EXERCISE BRIEF:
Give only the number of lines in the records below that contain the word "Company".

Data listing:
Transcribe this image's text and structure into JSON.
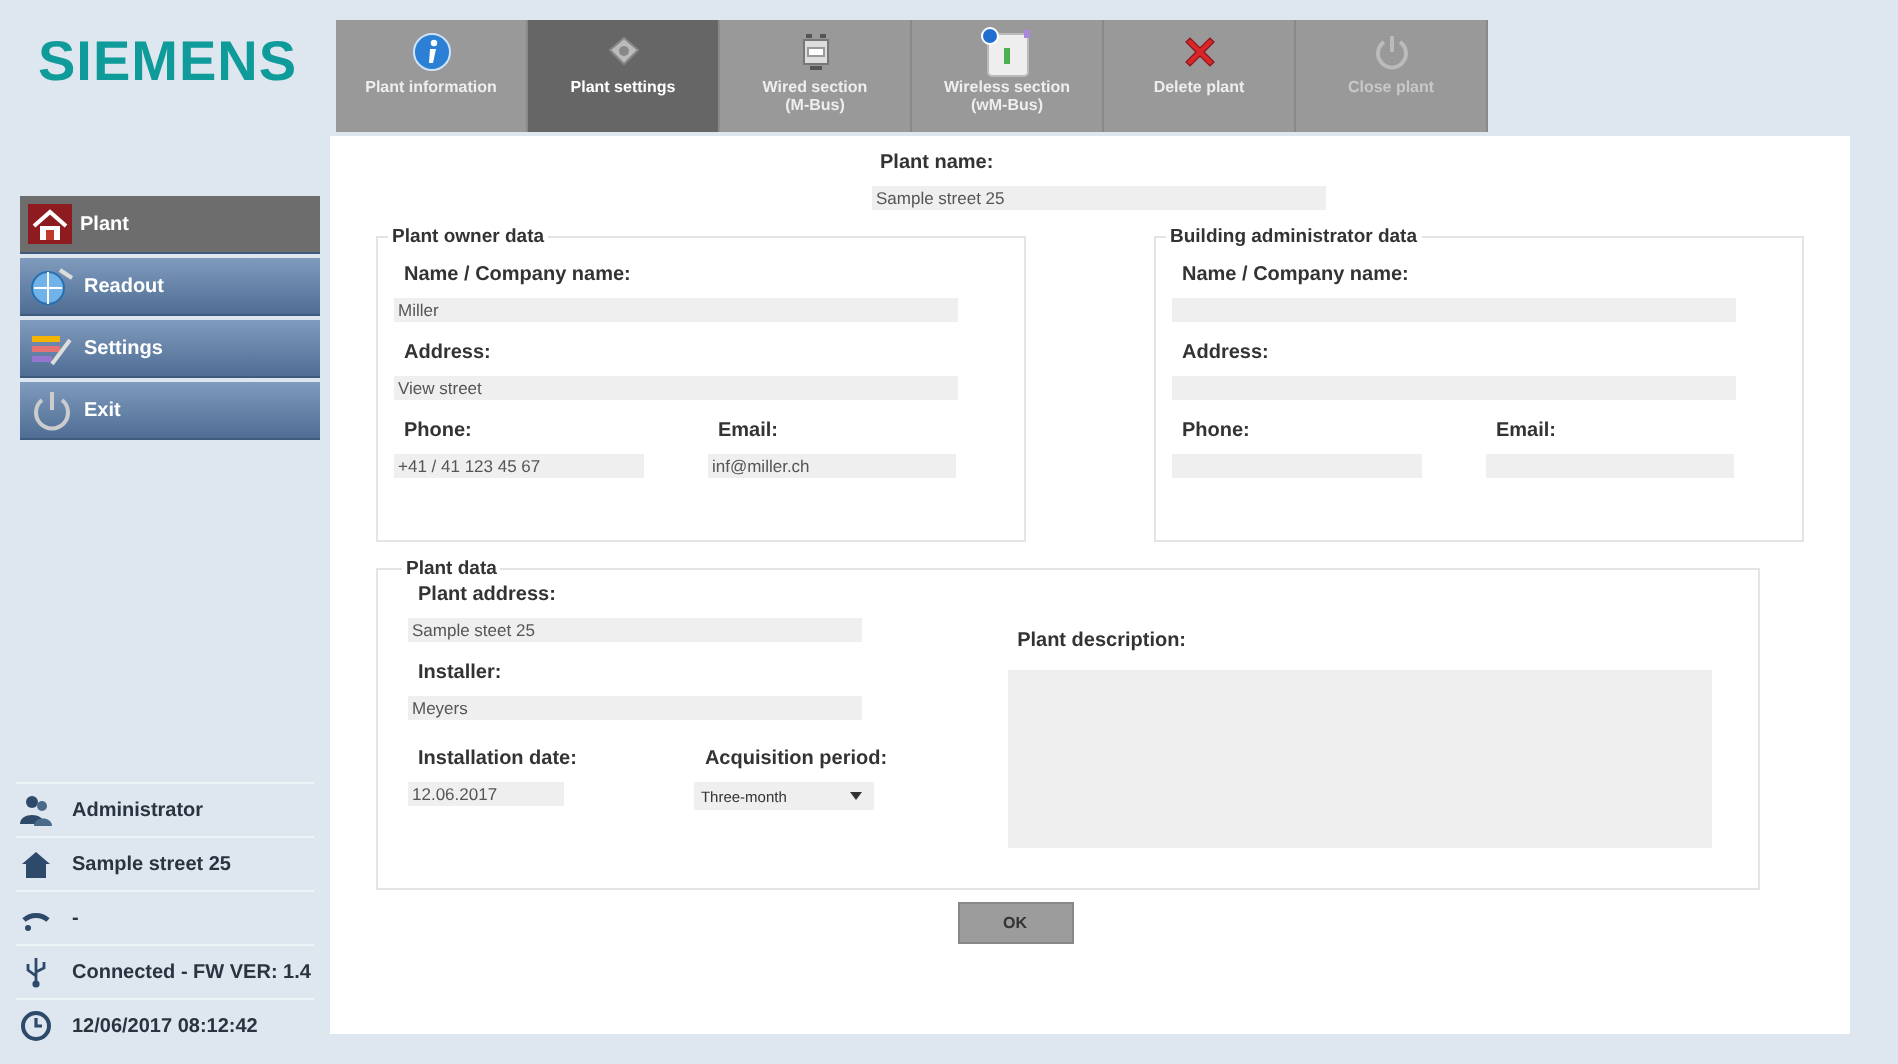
{
  "logo": "SIEMENS",
  "toolbar": [
    {
      "label": "Plant information",
      "selected": false,
      "disabled": false
    },
    {
      "label": "Plant settings",
      "selected": true,
      "disabled": false
    },
    {
      "label": "Wired section",
      "sublabel": "(M-Bus)",
      "selected": false,
      "disabled": false
    },
    {
      "label": "Wireless section",
      "sublabel": "(wM-Bus)",
      "selected": false,
      "disabled": false
    },
    {
      "label": "Delete plant",
      "selected": false,
      "disabled": false
    },
    {
      "label": "Close plant",
      "selected": false,
      "disabled": true
    }
  ],
  "sidebar": {
    "items": [
      {
        "label": "Plant",
        "selected": true
      },
      {
        "label": "Readout",
        "selected": false
      },
      {
        "label": "Settings",
        "selected": false
      },
      {
        "label": "Exit",
        "selected": false
      }
    ]
  },
  "plant_name": {
    "label": "Plant name:",
    "value": "Sample street 25"
  },
  "owner": {
    "title": "Plant owner data",
    "name": {
      "label": "Name / Company name:",
      "value": "Miller"
    },
    "address": {
      "label": "Address:",
      "value": "View street"
    },
    "phone": {
      "label": "Phone:",
      "value": "+41 / 41 123 45 67"
    },
    "email": {
      "label": "Email:",
      "value": "inf@miller.ch"
    }
  },
  "administrator": {
    "title": "Building administrator data",
    "name": {
      "label": "Name / Company name:"
    },
    "address": {
      "label": "Address:"
    },
    "phone": {
      "label": "Phone:"
    },
    "email": {
      "label": "Email:"
    }
  },
  "plant_data": {
    "title": "Plant data",
    "address": {
      "label": "Plant address:",
      "value": "Sample steet 25"
    },
    "installer": {
      "label": "Installer:",
      "value": "Meyers"
    },
    "installation_date": {
      "label": "Installation date:",
      "value": "12.06.2017"
    },
    "acquisition_period": {
      "label": "Acquisition period:",
      "value": "Three-month"
    },
    "description": {
      "label": "Plant description:"
    }
  },
  "ok_button": "OK",
  "status": [
    {
      "text": "Administrator"
    },
    {
      "text": "Sample street 25"
    },
    {
      "text": "-"
    },
    {
      "text": "Connected - FW VER: 1.4"
    },
    {
      "text": "12/06/2017 08:12:42"
    }
  ]
}
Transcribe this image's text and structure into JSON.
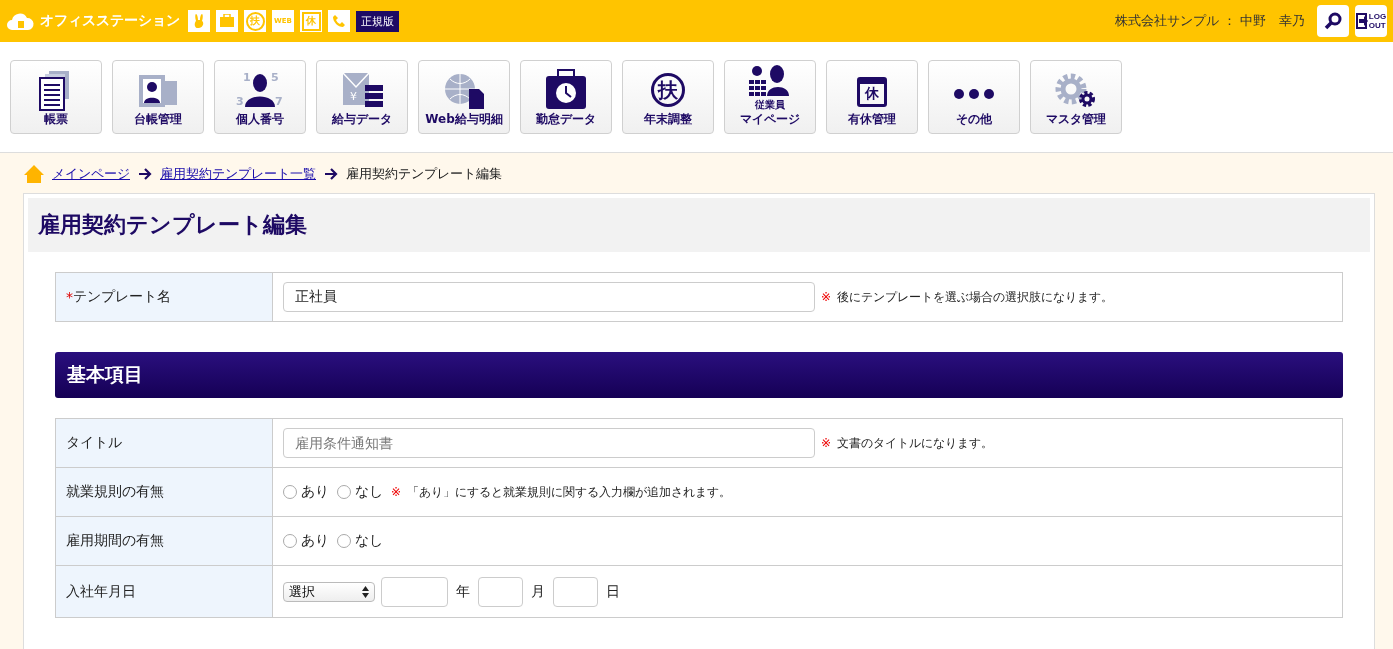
{
  "header": {
    "brand": "オフィスステーション",
    "quick_icons": [
      {
        "kind": "rabbit"
      },
      {
        "kind": "briefcase"
      },
      {
        "kind": "circle",
        "glyph": "扶"
      },
      {
        "kind": "web",
        "glyph": "WEB"
      },
      {
        "kind": "square",
        "glyph": "休"
      },
      {
        "kind": "phone"
      }
    ],
    "edition_badge": "正規版",
    "user": "株式会社サンプル ： 中野　幸乃",
    "logout": [
      "LOG",
      "OUT"
    ]
  },
  "nav": [
    {
      "label": "帳票",
      "kind": "doc"
    },
    {
      "label": "台帳管理",
      "kind": "ledger"
    },
    {
      "label": "個人番号",
      "kind": "number",
      "glyphs": [
        "1",
        "5",
        "3",
        "7"
      ]
    },
    {
      "label": "給与データ",
      "kind": "payroll",
      "glyph": "¥"
    },
    {
      "label": "Web給与明細",
      "kind": "globe"
    },
    {
      "label": "勤怠データ",
      "kind": "clock"
    },
    {
      "label": "年末調整",
      "kind": "circle",
      "glyph": "扶"
    },
    {
      "label_lines": [
        "従業員",
        "マイページ"
      ],
      "kind": "mypage"
    },
    {
      "label": "有休管理",
      "kind": "calendar",
      "glyph": "休"
    },
    {
      "label": "その他",
      "kind": "dots"
    },
    {
      "label": "マスタ管理",
      "kind": "gears"
    }
  ],
  "breadcrumb": [
    {
      "label": "メインページ",
      "link": true
    },
    {
      "label": "雇用契約テンプレート一覧",
      "link": true
    },
    {
      "label": "雇用契約テンプレート編集",
      "link": false
    }
  ],
  "page_title": "雇用契約テンプレート編集",
  "template_row": {
    "required_mark": "*",
    "label": "テンプレート名",
    "value": "正社員",
    "note_mark": "※",
    "note": "後にテンプレートを選ぶ場合の選択肢になります。"
  },
  "section_title": "基本項目",
  "rows": [
    {
      "kind": "text",
      "label": "タイトル",
      "placeholder": "雇用条件通知書",
      "note_mark": "※",
      "note": "文書のタイトルになります。"
    },
    {
      "kind": "radio",
      "label": "就業規則の有無",
      "options": [
        {
          "label": "あり",
          "selected": false
        },
        {
          "label": "なし",
          "selected": false
        }
      ],
      "note_mark": "※",
      "note": "「あり」にすると就業規則に関する入力欄が追加されます。"
    },
    {
      "kind": "radio",
      "label": "雇用期間の有無",
      "options": [
        {
          "label": "あり",
          "selected": false
        },
        {
          "label": "なし",
          "selected": false
        }
      ]
    },
    {
      "kind": "date",
      "label": "入社年月日",
      "select": "選択",
      "units": [
        "年",
        "月",
        "日"
      ]
    }
  ]
}
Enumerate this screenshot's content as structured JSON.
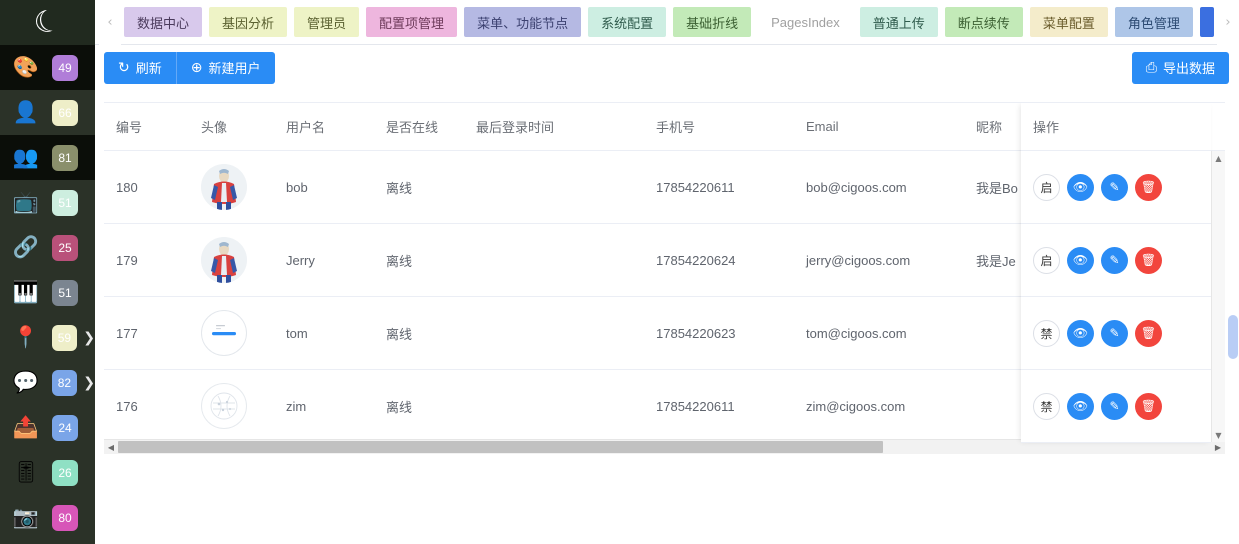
{
  "sidebar": {
    "logo_glyph": "☾",
    "logo_name": "app-logo",
    "items": [
      {
        "icon": "palette-icon",
        "glyph": "🎨",
        "badge": "49",
        "badge_color": "#b07dd8",
        "dark": true,
        "arrow": false
      },
      {
        "icon": "user-icon",
        "glyph": "👤",
        "badge": "66",
        "badge_color": "#eeeec8",
        "dark": false,
        "arrow": false
      },
      {
        "icon": "group-icon",
        "glyph": "👥",
        "badge": "81",
        "badge_color": "#8a8f6b",
        "dark": true,
        "arrow": false
      },
      {
        "icon": "video-icon",
        "glyph": "📺",
        "badge": "51",
        "badge_color": "#cdeedf",
        "dark": false,
        "arrow": false
      },
      {
        "icon": "link-icon",
        "glyph": "🔗",
        "badge": "25",
        "badge_color": "#b9517a",
        "dark": false,
        "arrow": false
      },
      {
        "icon": "keyboard-icon",
        "glyph": "🎹",
        "badge": "51",
        "badge_color": "#7b8590",
        "dark": false,
        "arrow": false
      },
      {
        "icon": "location-icon",
        "glyph": "📍",
        "badge": "59",
        "badge_color": "#eeeec8",
        "dark": false,
        "arrow": true
      },
      {
        "icon": "chat-icon",
        "glyph": "💬",
        "badge": "82",
        "badge_color": "#7aa5e8",
        "dark": false,
        "arrow": true
      },
      {
        "icon": "upload-icon",
        "glyph": "📤",
        "badge": "24",
        "badge_color": "#7aa5e8",
        "dark": false,
        "arrow": false
      },
      {
        "icon": "sliders-icon",
        "glyph": "🎚",
        "badge": "26",
        "badge_color": "#8fe0c4",
        "dark": false,
        "arrow": false
      },
      {
        "icon": "camera-icon",
        "glyph": "📷",
        "badge": "80",
        "badge_color": "#d756b8",
        "dark": false,
        "arrow": false
      }
    ]
  },
  "tabstrip": {
    "prev_arrow": "‹",
    "next_arrow": "›",
    "tabs": [
      {
        "label": "数据中心",
        "bg": "#d8c9ec",
        "color": "#4a3a5c",
        "style": "chip"
      },
      {
        "label": "基因分析",
        "bg": "#eef3c6",
        "color": "#5a6030",
        "style": "chip"
      },
      {
        "label": "管理员",
        "bg": "#eef3c6",
        "color": "#5a6030",
        "style": "chip"
      },
      {
        "label": "配置项管理",
        "bg": "#eeb6de",
        "color": "#6d3a5a",
        "style": "chip"
      },
      {
        "label": "菜单、功能节点",
        "bg": "#b5b9e3",
        "color": "#3c4170",
        "style": "chip"
      },
      {
        "label": "系统配置",
        "bg": "#cdeee2",
        "color": "#2f5b4c",
        "style": "chip"
      },
      {
        "label": "基础折线",
        "bg": "#c3eab8",
        "color": "#3b5f32",
        "style": "chip"
      },
      {
        "label": "PagesIndex",
        "bg": "#ffffff",
        "color": "#a0a0a0",
        "style": "plain"
      },
      {
        "label": "普通上传",
        "bg": "#cdeee2",
        "color": "#2f5b4c",
        "style": "chip"
      },
      {
        "label": "断点续传",
        "bg": "#c3eab8",
        "color": "#3b5f32",
        "style": "chip"
      },
      {
        "label": "菜单配置",
        "bg": "#f4eccb",
        "color": "#6a5c2c",
        "style": "chip"
      },
      {
        "label": "角色管理",
        "bg": "#aec6e8",
        "color": "#2c4a72",
        "style": "chip"
      },
      {
        "label": "",
        "bg": "#3b6fe0",
        "color": "#ffffff",
        "style": "active"
      }
    ]
  },
  "toolbar": {
    "refresh_label": "刷新",
    "refresh_icon": "↻",
    "new_user_label": "新建用户",
    "new_user_icon": "⊕",
    "export_label": "导出数据",
    "export_icon": "⎙",
    "accent_color": "#2a8cf5"
  },
  "table": {
    "columns": [
      {
        "key": "id",
        "label": "编号"
      },
      {
        "key": "avatar",
        "label": "头像"
      },
      {
        "key": "name",
        "label": "用户名"
      },
      {
        "key": "online",
        "label": "是否在线"
      },
      {
        "key": "last",
        "label": "最后登录时间"
      },
      {
        "key": "phone",
        "label": "手机号"
      },
      {
        "key": "email",
        "label": "Email"
      },
      {
        "key": "nick",
        "label": "昵称"
      }
    ],
    "action_column_label": "操作",
    "rows": [
      {
        "id": "180",
        "name": "bob",
        "online": "离线",
        "last": "",
        "phone": "17854220611",
        "email": "bob@cigoos.com",
        "nick": "我是Bo",
        "avatar_type": "hero",
        "toggle_label": "启"
      },
      {
        "id": "179",
        "name": "Jerry",
        "online": "离线",
        "last": "",
        "phone": "17854220624",
        "email": "jerry@cigoos.com",
        "nick": "我是Je",
        "avatar_type": "hero",
        "toggle_label": "启"
      },
      {
        "id": "177",
        "name": "tom",
        "online": "离线",
        "last": "",
        "phone": "17854220623",
        "email": "tom@cigoos.com",
        "nick": "",
        "avatar_type": "line",
        "toggle_label": "禁"
      },
      {
        "id": "176",
        "name": "zim",
        "online": "离线",
        "last": "",
        "phone": "17854220611",
        "email": "zim@cigoos.com",
        "nick": "",
        "avatar_type": "sketch",
        "toggle_label": "禁"
      }
    ],
    "action_icons": {
      "view": "👁",
      "edit": "✎",
      "delete": "🗑",
      "view_color": "#2a8cf5",
      "edit_color": "#2a8cf5",
      "delete_color": "#f2453d"
    }
  },
  "scroll": {
    "up_arrow": "▲",
    "down_arrow": "▼",
    "left_arrow": "◀",
    "right_arrow": "▶"
  }
}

RESPONSE TO THE EXERCISE:
2